### Exercise description:
Quote each record exactly, please, leaving none out.

### Entries:

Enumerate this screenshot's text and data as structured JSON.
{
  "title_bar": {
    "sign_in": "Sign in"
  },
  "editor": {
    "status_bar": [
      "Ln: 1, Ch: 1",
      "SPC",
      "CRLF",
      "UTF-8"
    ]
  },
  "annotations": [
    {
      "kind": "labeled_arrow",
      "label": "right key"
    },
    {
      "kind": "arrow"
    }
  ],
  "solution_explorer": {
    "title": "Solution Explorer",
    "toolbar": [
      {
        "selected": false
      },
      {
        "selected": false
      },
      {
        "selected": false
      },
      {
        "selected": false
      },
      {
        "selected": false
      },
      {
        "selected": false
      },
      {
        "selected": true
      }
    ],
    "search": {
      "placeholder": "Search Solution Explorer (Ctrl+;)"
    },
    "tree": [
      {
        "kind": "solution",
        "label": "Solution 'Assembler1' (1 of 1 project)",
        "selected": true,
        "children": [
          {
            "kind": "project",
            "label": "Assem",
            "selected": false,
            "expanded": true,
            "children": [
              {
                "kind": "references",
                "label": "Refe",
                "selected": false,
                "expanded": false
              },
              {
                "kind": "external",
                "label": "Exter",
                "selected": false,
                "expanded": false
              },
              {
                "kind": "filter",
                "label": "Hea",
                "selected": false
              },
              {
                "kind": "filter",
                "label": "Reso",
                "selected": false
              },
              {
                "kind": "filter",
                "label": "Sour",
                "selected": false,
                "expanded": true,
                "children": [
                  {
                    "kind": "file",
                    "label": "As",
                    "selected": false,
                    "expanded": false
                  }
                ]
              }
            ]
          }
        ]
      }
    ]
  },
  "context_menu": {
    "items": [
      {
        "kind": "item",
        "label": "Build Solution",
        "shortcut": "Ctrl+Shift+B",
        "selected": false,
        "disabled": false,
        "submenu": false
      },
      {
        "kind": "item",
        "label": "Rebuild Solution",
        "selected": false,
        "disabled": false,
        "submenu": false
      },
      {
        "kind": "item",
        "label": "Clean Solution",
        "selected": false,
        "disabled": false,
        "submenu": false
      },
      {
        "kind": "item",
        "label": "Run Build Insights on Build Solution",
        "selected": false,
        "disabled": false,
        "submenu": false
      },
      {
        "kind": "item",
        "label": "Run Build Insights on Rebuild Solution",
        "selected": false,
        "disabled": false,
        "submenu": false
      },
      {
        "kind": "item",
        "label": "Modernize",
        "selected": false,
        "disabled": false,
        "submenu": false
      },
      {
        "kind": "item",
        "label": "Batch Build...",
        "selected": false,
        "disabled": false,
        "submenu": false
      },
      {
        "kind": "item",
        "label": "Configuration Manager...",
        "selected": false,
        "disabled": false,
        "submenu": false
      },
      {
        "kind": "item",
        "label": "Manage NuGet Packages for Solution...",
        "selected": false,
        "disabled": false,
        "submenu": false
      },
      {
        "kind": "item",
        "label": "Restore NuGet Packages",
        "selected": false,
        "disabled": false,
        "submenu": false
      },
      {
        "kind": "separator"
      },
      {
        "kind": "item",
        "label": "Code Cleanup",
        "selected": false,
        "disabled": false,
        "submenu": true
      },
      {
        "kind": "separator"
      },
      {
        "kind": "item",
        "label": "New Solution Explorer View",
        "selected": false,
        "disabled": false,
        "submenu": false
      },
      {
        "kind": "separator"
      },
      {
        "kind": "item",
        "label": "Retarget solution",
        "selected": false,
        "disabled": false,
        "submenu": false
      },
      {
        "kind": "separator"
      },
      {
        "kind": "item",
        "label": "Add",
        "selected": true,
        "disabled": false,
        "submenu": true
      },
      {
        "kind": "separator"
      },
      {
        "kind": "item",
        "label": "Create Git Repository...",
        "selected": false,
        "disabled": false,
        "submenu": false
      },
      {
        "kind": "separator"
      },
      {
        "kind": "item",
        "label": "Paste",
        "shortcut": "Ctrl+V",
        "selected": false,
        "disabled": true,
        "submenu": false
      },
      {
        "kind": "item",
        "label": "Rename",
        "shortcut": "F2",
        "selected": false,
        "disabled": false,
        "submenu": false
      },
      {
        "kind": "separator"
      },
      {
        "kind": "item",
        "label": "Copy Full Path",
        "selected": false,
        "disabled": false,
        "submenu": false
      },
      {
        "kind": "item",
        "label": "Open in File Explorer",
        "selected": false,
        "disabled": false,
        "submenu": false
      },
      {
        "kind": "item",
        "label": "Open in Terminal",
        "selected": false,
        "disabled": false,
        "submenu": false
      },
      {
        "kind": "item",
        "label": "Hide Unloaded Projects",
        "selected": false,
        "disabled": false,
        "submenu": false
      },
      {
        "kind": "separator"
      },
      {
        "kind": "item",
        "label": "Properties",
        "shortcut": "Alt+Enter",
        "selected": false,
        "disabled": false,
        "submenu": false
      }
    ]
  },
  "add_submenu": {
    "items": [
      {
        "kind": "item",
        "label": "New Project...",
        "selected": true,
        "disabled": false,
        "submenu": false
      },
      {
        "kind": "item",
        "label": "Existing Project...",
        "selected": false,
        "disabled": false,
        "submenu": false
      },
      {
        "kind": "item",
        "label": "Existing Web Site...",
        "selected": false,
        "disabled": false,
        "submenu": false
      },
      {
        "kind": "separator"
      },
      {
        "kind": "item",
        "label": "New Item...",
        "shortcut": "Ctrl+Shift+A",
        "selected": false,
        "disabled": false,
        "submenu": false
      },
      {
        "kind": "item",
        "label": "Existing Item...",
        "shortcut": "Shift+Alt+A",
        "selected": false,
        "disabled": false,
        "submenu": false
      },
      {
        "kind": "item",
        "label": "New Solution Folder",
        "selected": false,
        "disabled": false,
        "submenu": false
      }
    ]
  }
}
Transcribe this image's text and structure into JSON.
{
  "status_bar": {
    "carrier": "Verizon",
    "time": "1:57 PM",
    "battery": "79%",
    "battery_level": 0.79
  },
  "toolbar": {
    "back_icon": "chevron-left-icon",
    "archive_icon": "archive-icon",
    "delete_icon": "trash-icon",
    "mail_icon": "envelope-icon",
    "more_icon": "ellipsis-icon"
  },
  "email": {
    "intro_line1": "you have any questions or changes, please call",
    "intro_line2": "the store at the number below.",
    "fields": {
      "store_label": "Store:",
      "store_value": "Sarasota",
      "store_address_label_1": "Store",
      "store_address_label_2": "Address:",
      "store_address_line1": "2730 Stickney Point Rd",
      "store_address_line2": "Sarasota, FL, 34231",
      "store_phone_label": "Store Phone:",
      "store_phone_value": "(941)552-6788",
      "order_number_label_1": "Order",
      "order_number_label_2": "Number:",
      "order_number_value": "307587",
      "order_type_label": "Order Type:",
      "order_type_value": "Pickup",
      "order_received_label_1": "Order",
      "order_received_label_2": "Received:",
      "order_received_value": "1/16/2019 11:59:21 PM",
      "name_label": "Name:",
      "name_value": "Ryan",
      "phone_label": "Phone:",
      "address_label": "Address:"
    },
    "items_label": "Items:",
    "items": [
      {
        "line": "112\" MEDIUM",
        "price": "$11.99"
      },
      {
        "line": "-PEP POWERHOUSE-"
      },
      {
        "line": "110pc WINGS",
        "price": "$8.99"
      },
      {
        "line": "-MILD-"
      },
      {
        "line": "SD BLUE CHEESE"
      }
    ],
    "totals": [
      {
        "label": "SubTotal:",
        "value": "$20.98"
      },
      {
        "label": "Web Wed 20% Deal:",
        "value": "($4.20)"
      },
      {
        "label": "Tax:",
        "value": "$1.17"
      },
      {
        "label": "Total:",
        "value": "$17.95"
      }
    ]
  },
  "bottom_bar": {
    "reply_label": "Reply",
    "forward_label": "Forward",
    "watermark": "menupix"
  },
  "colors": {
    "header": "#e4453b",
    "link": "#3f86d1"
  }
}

### The completed task:
Enumerate this screenshot's text and data as structured JSON.
{
  "title_bar": {
    "sign_in": "Sign in"
  },
  "editor": {
    "status_bar": [
      "Ln: 1, Ch: 1",
      "SPC",
      "CRLF",
      "UTF-8"
    ]
  },
  "annotations": [
    {
      "kind": "labeled_arrow",
      "label": "right key"
    },
    {
      "kind": "arrow"
    }
  ],
  "solution_explorer": {
    "title": "Solution Explorer",
    "toolbar": [
      {
        "selected": false
      },
      {
        "selected": false
      },
      {
        "selected": false
      },
      {
        "selected": false
      },
      {
        "selected": false
      },
      {
        "selected": false
      },
      {
        "selected": true
      }
    ],
    "search": {
      "placeholder": "Search Solution Explorer (Ctrl+;)"
    },
    "tree": [
      {
        "kind": "solution",
        "label": "Solution 'Assembler1' (1 of 1 project)",
        "selected": true,
        "children": [
          {
            "kind": "project",
            "label": "Assem",
            "selected": false,
            "expanded": true,
            "children": [
              {
                "kind": "references",
                "label": "Refe",
                "selected": false,
                "expanded": false
              },
              {
                "kind": "external",
                "label": "Exter",
                "selected": false,
                "expanded": false
              },
              {
                "kind": "filter",
                "label": "Hea",
                "selected": false
              },
              {
                "kind": "filter",
                "label": "Reso",
                "selected": false
              },
              {
                "kind": "filter",
                "label": "Sour",
                "selected": false,
                "expanded": true,
                "children": [
                  {
                    "kind": "file",
                    "label": "As",
                    "selected": false,
                    "expanded": false
                  }
                ]
              }
            ]
          }
        ]
      }
    ]
  },
  "context_menu": {
    "items": [
      {
        "kind": "item",
        "label": "Build Solution",
        "shortcut": "Ctrl+Shift+B",
        "selected": false,
        "disabled": false,
        "submenu": false
      },
      {
        "kind": "item",
        "label": "Rebuild Solution",
        "selected": false,
        "disabled": false,
        "submenu": false
      },
      {
        "kind": "item",
        "label": "Clean Solution",
        "selected": false,
        "disabled": false,
        "submenu": false
      },
      {
        "kind": "item",
        "label": "Run Build Insights on Build Solution",
        "selected": false,
        "disabled": false,
        "submenu": false
      },
      {
        "kind": "item",
        "label": "Run Build Insights on Rebuild Solution",
        "selected": false,
        "disabled": false,
        "submenu": false
      },
      {
        "kind": "item",
        "label": "Modernize",
        "selected": false,
        "disabled": false,
        "submenu": false
      },
      {
        "kind": "item",
        "label": "Batch Build...",
        "selected": false,
        "disabled": false,
        "submenu": false
      },
      {
        "kind": "item",
        "label": "Configuration Manager...",
        "selected": false,
        "disabled": false,
        "submenu": false
      },
      {
        "kind": "item",
        "label": "Manage NuGet Packages for Solution...",
        "selected": false,
        "disabled": false,
        "submenu": false
      },
      {
        "kind": "item",
        "label": "Restore NuGet Packages",
        "selected": false,
        "disabled": false,
        "submenu": false
      },
      {
        "kind": "separator"
      },
      {
        "kind": "item",
        "label": "Code Cleanup",
        "selected": false,
        "disabled": false,
        "submenu": true
      },
      {
        "kind": "separator"
      },
      {
        "kind": "item",
        "label": "New Solution Explorer View",
        "selected": false,
        "disabled": false,
        "submenu": false
      },
      {
        "kind": "separator"
      },
      {
        "kind": "item",
        "label": "Retarget solution",
        "selected": false,
        "disabled": false,
        "submenu": false
      },
      {
        "kind": "separator"
      },
      {
        "kind": "item",
        "label": "Add",
        "selected": true,
        "disabled": false,
        "submenu": true
      },
      {
        "kind": "separator"
      },
      {
        "kind": "item",
        "label": "Create Git Repository...",
        "selected": false,
        "disabled": false,
        "submenu": false
      },
      {
        "kind": "separator"
      },
      {
        "kind": "item",
        "label": "Paste",
        "shortcut": "Ctrl+V",
        "selected": false,
        "disabled": true,
        "submenu": false
      },
      {
        "kind": "item",
        "label": "Rename",
        "shortcut": "F2",
        "selected": false,
        "disabled": false,
        "submenu": false
      },
      {
        "kind": "separator"
      },
      {
        "kind": "item",
        "label": "Copy Full Path",
        "selected": false,
        "disabled": false,
        "submenu": false
      },
      {
        "kind": "item",
        "label": "Open in File Explorer",
        "selected": false,
        "disabled": false,
        "submenu": false
      },
      {
        "kind": "item",
        "label": "Open in Terminal",
        "selected": false,
        "disabled": false,
        "submenu": false
      },
      {
        "kind": "item",
        "label": "Hide Unloaded Projects",
        "selected": false,
        "disabled": false,
        "submenu": false
      },
      {
        "kind": "separator"
      },
      {
        "kind": "item",
        "label": "Properties",
        "shortcut": "Alt+Enter",
        "selected": false,
        "disabled": false,
        "submenu": false
      }
    ]
  },
  "add_submenu": {
    "items": [
      {
        "kind": "item",
        "label": "New Project...",
        "selected": true,
        "disabled": false,
        "submenu": false
      },
      {
        "kind": "item",
        "label": "Existing Project...",
        "selected": false,
        "disabled": false,
        "submenu": false
      },
      {
        "kind": "item",
        "label": "Existing Web Site...",
        "selected": false,
        "disabled": false,
        "submenu": false
      },
      {
        "kind": "separator"
      },
      {
        "kind": "item",
        "label": "New Item...",
        "shortcut": "Ctrl+Shift+A",
        "selected": false,
        "disabled": false,
        "submenu": false
      },
      {
        "kind": "item",
        "label": "Existing Item...",
        "shortcut": "Shift+Alt+A",
        "selected": false,
        "disabled": false,
        "submenu": false
      },
      {
        "kind": "item",
        "label": "New Solution Folder",
        "selected": false,
        "disabled": false,
        "submenu": false
      }
    ]
  }
}
Transcribe this image's text and structure into JSON.
{
  "status_bar": {
    "carrier": "Verizon",
    "time": "1:57 PM",
    "battery": "79%",
    "battery_level": 0.79
  },
  "toolbar": {
    "back_icon": "chevron-left-icon",
    "archive_icon": "archive-icon",
    "delete_icon": "trash-icon",
    "mail_icon": "envelope-icon",
    "more_icon": "ellipsis-icon"
  },
  "email": {
    "intro_line1": "you have any questions or changes, please call",
    "intro_line2": "the store at the number below.",
    "fields": {
      "store_label": "Store:",
      "store_value": "Sarasota",
      "store_address_label_1": "Store",
      "store_address_label_2": "Address:",
      "store_address_line1": "2730 Stickney Point Rd",
      "store_address_line2": "Sarasota, FL, 34231",
      "store_phone_label": "Store Phone:",
      "store_phone_value": "(941)552-6788",
      "order_number_label_1": "Order",
      "order_number_label_2": "Number:",
      "order_number_value": "307587",
      "order_type_label": "Order Type:",
      "order_type_value": "Pickup",
      "order_received_label_1": "Order",
      "order_received_label_2": "Received:",
      "order_received_value": "1/16/2019 11:59:21 PM",
      "name_label": "Name:",
      "name_value": "Ryan",
      "phone_label": "Phone:",
      "address_label": "Address:"
    },
    "items_label": "Items:",
    "items": [
      {
        "line": "112\" MEDIUM",
        "price": "$11.99"
      },
      {
        "line": "-PEP POWERHOUSE-"
      },
      {
        "line": "110pc WINGS",
        "price": "$8.99"
      },
      {
        "line": "-MILD-"
      },
      {
        "line": "SD BLUE CHEESE"
      }
    ],
    "totals": [
      {
        "label": "SubTotal:",
        "value": "$20.98"
      },
      {
        "label": "Web Wed 20% Deal:",
        "value": "($4.20)"
      },
      {
        "label": "Tax:",
        "value": "$1.17"
      },
      {
        "label": "Total:",
        "value": "$17.95"
      }
    ]
  },
  "bottom_bar": {
    "reply_label": "Reply",
    "forward_label": "Forward",
    "watermark": "menupix"
  },
  "colors": {
    "header": "#e4453b",
    "link": "#3f86d1"
  }
}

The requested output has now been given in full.